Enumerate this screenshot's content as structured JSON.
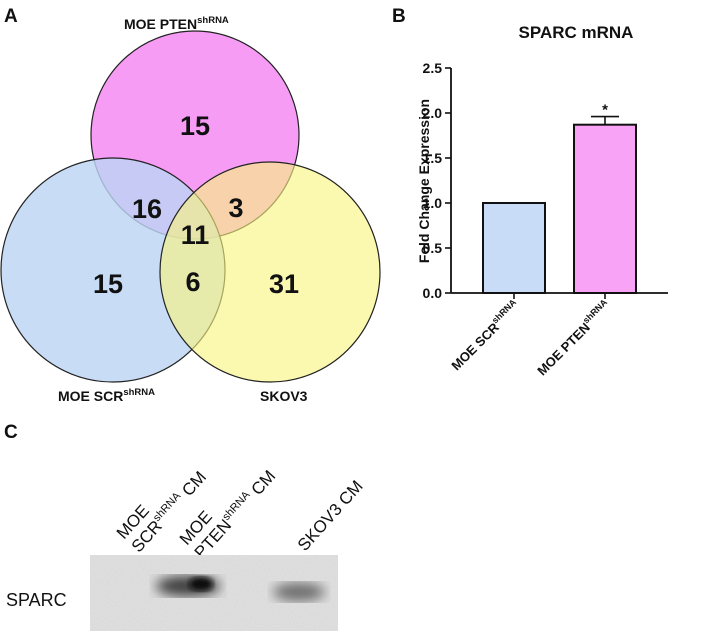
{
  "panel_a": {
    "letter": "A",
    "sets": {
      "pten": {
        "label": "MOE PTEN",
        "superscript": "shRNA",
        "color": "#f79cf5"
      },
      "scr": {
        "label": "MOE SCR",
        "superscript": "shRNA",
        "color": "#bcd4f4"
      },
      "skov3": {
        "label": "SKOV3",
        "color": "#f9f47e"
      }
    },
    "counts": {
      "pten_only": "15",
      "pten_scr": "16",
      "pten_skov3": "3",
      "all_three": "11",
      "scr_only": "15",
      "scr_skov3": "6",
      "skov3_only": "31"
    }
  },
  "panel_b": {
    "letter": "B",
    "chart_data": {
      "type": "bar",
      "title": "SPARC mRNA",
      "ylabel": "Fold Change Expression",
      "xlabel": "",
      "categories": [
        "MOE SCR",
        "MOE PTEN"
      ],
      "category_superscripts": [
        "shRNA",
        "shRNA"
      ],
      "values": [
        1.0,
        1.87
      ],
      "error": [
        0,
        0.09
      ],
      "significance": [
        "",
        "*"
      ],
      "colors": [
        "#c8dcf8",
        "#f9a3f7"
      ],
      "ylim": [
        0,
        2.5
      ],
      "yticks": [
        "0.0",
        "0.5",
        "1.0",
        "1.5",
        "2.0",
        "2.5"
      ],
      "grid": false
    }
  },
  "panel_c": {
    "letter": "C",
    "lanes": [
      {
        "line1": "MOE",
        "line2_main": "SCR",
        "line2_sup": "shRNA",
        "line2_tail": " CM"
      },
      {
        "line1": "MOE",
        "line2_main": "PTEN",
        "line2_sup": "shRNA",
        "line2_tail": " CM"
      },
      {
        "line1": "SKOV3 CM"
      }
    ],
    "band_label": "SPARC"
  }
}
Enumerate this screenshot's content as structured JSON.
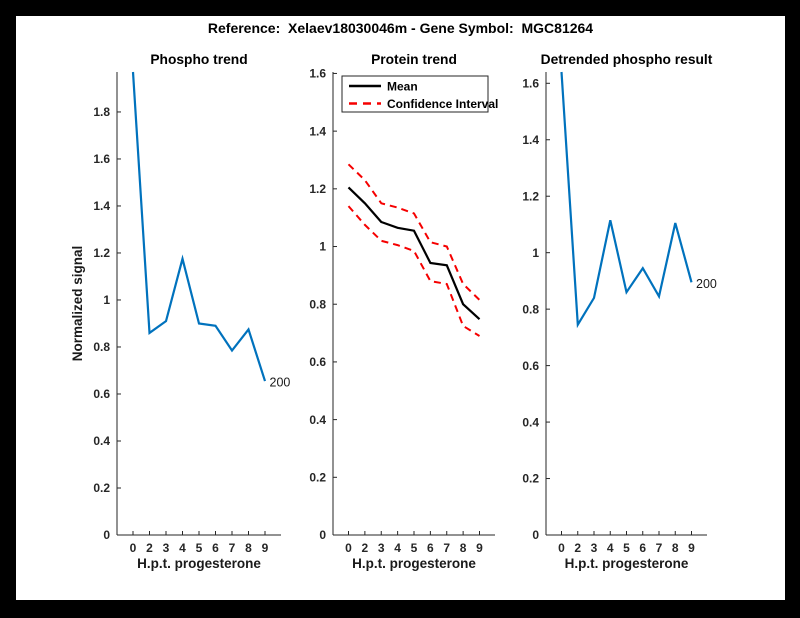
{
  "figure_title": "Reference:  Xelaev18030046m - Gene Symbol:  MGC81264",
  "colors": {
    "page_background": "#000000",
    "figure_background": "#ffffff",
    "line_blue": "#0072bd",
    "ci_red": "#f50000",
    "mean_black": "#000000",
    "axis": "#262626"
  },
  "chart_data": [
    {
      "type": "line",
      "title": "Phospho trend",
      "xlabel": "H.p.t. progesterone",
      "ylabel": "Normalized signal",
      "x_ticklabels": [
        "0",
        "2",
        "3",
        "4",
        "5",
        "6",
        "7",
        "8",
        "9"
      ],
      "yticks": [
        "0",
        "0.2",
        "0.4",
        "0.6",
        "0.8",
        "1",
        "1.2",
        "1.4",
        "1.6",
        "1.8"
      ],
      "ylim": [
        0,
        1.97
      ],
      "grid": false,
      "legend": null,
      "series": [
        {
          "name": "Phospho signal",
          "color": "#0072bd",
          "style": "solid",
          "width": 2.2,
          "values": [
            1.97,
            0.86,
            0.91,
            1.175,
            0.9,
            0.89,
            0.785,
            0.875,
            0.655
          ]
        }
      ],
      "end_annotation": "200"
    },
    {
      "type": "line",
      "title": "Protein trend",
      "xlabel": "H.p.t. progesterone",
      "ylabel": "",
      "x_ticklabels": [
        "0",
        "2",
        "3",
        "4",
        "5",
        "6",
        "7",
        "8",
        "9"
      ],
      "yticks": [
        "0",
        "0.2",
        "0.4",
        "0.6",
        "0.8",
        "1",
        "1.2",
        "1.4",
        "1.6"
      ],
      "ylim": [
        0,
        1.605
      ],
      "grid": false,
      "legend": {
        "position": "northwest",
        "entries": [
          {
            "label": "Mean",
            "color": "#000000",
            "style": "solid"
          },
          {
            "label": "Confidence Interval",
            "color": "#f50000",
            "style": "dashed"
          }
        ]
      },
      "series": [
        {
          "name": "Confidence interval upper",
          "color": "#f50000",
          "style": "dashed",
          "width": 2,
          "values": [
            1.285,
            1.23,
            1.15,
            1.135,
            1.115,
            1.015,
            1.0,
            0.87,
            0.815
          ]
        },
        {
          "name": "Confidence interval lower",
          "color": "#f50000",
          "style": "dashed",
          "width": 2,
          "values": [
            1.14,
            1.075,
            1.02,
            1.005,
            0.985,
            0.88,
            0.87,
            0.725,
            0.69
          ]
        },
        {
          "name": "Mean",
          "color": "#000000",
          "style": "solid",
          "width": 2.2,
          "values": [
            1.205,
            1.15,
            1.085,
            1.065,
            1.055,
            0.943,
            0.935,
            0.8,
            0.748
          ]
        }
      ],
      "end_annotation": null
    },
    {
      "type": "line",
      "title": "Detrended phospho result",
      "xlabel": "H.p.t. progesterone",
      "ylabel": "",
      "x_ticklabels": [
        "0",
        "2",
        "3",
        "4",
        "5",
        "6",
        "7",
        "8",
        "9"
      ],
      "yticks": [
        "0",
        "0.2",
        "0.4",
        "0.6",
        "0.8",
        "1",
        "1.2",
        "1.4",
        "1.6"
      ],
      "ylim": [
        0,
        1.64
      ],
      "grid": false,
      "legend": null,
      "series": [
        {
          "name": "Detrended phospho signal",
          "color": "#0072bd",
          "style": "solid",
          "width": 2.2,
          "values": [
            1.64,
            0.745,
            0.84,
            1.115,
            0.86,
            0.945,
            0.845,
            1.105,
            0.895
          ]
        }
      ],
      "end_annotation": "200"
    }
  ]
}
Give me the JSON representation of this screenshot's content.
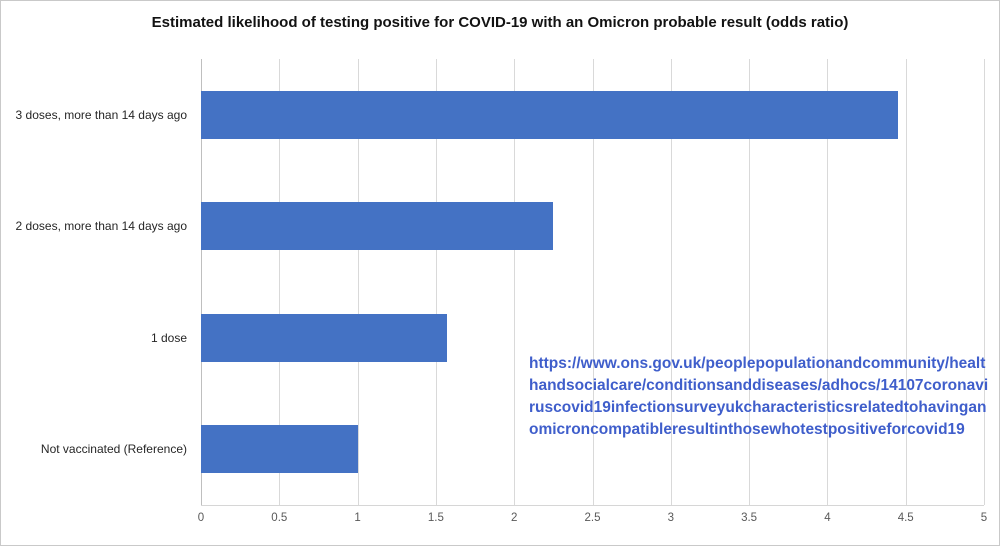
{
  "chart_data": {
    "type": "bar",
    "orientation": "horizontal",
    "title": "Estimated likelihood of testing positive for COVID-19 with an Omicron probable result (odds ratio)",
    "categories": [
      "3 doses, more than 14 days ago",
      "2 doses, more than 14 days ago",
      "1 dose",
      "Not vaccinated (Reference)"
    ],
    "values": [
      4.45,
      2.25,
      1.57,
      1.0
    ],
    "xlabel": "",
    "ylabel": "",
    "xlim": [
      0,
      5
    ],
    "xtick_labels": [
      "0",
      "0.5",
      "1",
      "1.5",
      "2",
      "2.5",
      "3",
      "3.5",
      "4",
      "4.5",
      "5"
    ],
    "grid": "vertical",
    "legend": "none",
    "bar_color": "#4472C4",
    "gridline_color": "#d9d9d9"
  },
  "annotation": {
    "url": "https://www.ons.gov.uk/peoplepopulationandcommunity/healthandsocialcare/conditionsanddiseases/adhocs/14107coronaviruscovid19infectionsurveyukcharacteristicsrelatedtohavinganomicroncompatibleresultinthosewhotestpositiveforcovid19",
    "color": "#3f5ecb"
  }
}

#### PROBLEM DESCRIPTION
Before copying the data, remove the pictures. Then repeat the rest exactly.

#### ANSWER TO THIS EXERCISE
Enumerate this screenshot's content as structured JSON.
{
  "panel_a": {
    "letter": "A",
    "sets": {
      "pten": {
        "label": "MOE PTEN",
        "superscript": "shRNA",
        "color": "#f79cf5"
      },
      "scr": {
        "label": "MOE SCR",
        "superscript": "shRNA",
        "color": "#bcd4f4"
      },
      "skov3": {
        "label": "SKOV3",
        "color": "#f9f47e"
      }
    },
    "counts": {
      "pten_only": "15",
      "pten_scr": "16",
      "pten_skov3": "3",
      "all_three": "11",
      "scr_only": "15",
      "scr_skov3": "6",
      "skov3_only": "31"
    }
  },
  "panel_b": {
    "letter": "B",
    "chart_data": {
      "type": "bar",
      "title": "SPARC mRNA",
      "ylabel": "Fold Change Expression",
      "xlabel": "",
      "categories": [
        "MOE SCR",
        "MOE PTEN"
      ],
      "category_superscripts": [
        "shRNA",
        "shRNA"
      ],
      "values": [
        1.0,
        1.87
      ],
      "error": [
        0,
        0.09
      ],
      "significance": [
        "",
        "*"
      ],
      "colors": [
        "#c8dcf8",
        "#f9a3f7"
      ],
      "ylim": [
        0,
        2.5
      ],
      "yticks": [
        "0.0",
        "0.5",
        "1.0",
        "1.5",
        "2.0",
        "2.5"
      ],
      "grid": false
    }
  },
  "panel_c": {
    "letter": "C",
    "lanes": [
      {
        "line1": "MOE",
        "line2_main": "SCR",
        "line2_sup": "shRNA",
        "line2_tail": " CM"
      },
      {
        "line1": "MOE",
        "line2_main": "PTEN",
        "line2_sup": "shRNA",
        "line2_tail": " CM"
      },
      {
        "line1": "SKOV3 CM"
      }
    ],
    "band_label": "SPARC"
  }
}
Enumerate this screenshot's content as structured JSON.
{
  "figure_title": "Reference:  Xelaev18030046m - Gene Symbol:  MGC81264",
  "colors": {
    "page_background": "#000000",
    "figure_background": "#ffffff",
    "line_blue": "#0072bd",
    "ci_red": "#f50000",
    "mean_black": "#000000",
    "axis": "#262626"
  },
  "chart_data": [
    {
      "type": "line",
      "title": "Phospho trend",
      "xlabel": "H.p.t. progesterone",
      "ylabel": "Normalized signal",
      "x_ticklabels": [
        "0",
        "2",
        "3",
        "4",
        "5",
        "6",
        "7",
        "8",
        "9"
      ],
      "yticks": [
        "0",
        "0.2",
        "0.4",
        "0.6",
        "0.8",
        "1",
        "1.2",
        "1.4",
        "1.6",
        "1.8"
      ],
      "ylim": [
        0,
        1.97
      ],
      "grid": false,
      "legend": null,
      "series": [
        {
          "name": "Phospho signal",
          "color": "#0072bd",
          "style": "solid",
          "width": 2.2,
          "values": [
            1.97,
            0.86,
            0.91,
            1.175,
            0.9,
            0.89,
            0.785,
            0.875,
            0.655
          ]
        }
      ],
      "end_annotation": "200"
    },
    {
      "type": "line",
      "title": "Protein trend",
      "xlabel": "H.p.t. progesterone",
      "ylabel": "",
      "x_ticklabels": [
        "0",
        "2",
        "3",
        "4",
        "5",
        "6",
        "7",
        "8",
        "9"
      ],
      "yticks": [
        "0",
        "0.2",
        "0.4",
        "0.6",
        "0.8",
        "1",
        "1.2",
        "1.4",
        "1.6"
      ],
      "ylim": [
        0,
        1.605
      ],
      "grid": false,
      "legend": {
        "position": "northwest",
        "entries": [
          {
            "label": "Mean",
            "color": "#000000",
            "style": "solid"
          },
          {
            "label": "Confidence Interval",
            "color": "#f50000",
            "style": "dashed"
          }
        ]
      },
      "series": [
        {
          "name": "Confidence interval upper",
          "color": "#f50000",
          "style": "dashed",
          "width": 2,
          "values": [
            1.285,
            1.23,
            1.15,
            1.135,
            1.115,
            1.015,
            1.0,
            0.87,
            0.815
          ]
        },
        {
          "name": "Confidence interval lower",
          "color": "#f50000",
          "style": "dashed",
          "width": 2,
          "values": [
            1.14,
            1.075,
            1.02,
            1.005,
            0.985,
            0.88,
            0.87,
            0.725,
            0.69
          ]
        },
        {
          "name": "Mean",
          "color": "#000000",
          "style": "solid",
          "width": 2.2,
          "values": [
            1.205,
            1.15,
            1.085,
            1.065,
            1.055,
            0.943,
            0.935,
            0.8,
            0.748
          ]
        }
      ],
      "end_annotation": null
    },
    {
      "type": "line",
      "title": "Detrended phospho result",
      "xlabel": "H.p.t. progesterone",
      "ylabel": "",
      "x_ticklabels": [
        "0",
        "2",
        "3",
        "4",
        "5",
        "6",
        "7",
        "8",
        "9"
      ],
      "yticks": [
        "0",
        "0.2",
        "0.4",
        "0.6",
        "0.8",
        "1",
        "1.2",
        "1.4",
        "1.6"
      ],
      "ylim": [
        0,
        1.64
      ],
      "grid": false,
      "legend": null,
      "series": [
        {
          "name": "Detrended phospho signal",
          "color": "#0072bd",
          "style": "solid",
          "width": 2.2,
          "values": [
            1.64,
            0.745,
            0.84,
            1.115,
            0.86,
            0.945,
            0.845,
            1.105,
            0.895
          ]
        }
      ],
      "end_annotation": "200"
    }
  ]
}
Give me the JSON representation of this screenshot's content.
{
  "chart_data": {
    "type": "bar",
    "orientation": "horizontal",
    "title": "Estimated likelihood of testing positive for COVID-19 with an Omicron probable result (odds ratio)",
    "categories": [
      "3 doses, more than 14 days ago",
      "2 doses, more than 14 days ago",
      "1 dose",
      "Not vaccinated (Reference)"
    ],
    "values": [
      4.45,
      2.25,
      1.57,
      1.0
    ],
    "xlabel": "",
    "ylabel": "",
    "xlim": [
      0,
      5
    ],
    "xtick_labels": [
      "0",
      "0.5",
      "1",
      "1.5",
      "2",
      "2.5",
      "3",
      "3.5",
      "4",
      "4.5",
      "5"
    ],
    "grid": "vertical",
    "legend": "none",
    "bar_color": "#4472C4",
    "gridline_color": "#d9d9d9"
  },
  "annotation": {
    "url": "https://www.ons.gov.uk/peoplepopulationandcommunity/healthandsocialcare/conditionsanddiseases/adhocs/14107coronaviruscovid19infectionsurveyukcharacteristicsrelatedtohavinganomicroncompatibleresultinthosewhotestpositiveforcovid19",
    "color": "#3f5ecb"
  }
}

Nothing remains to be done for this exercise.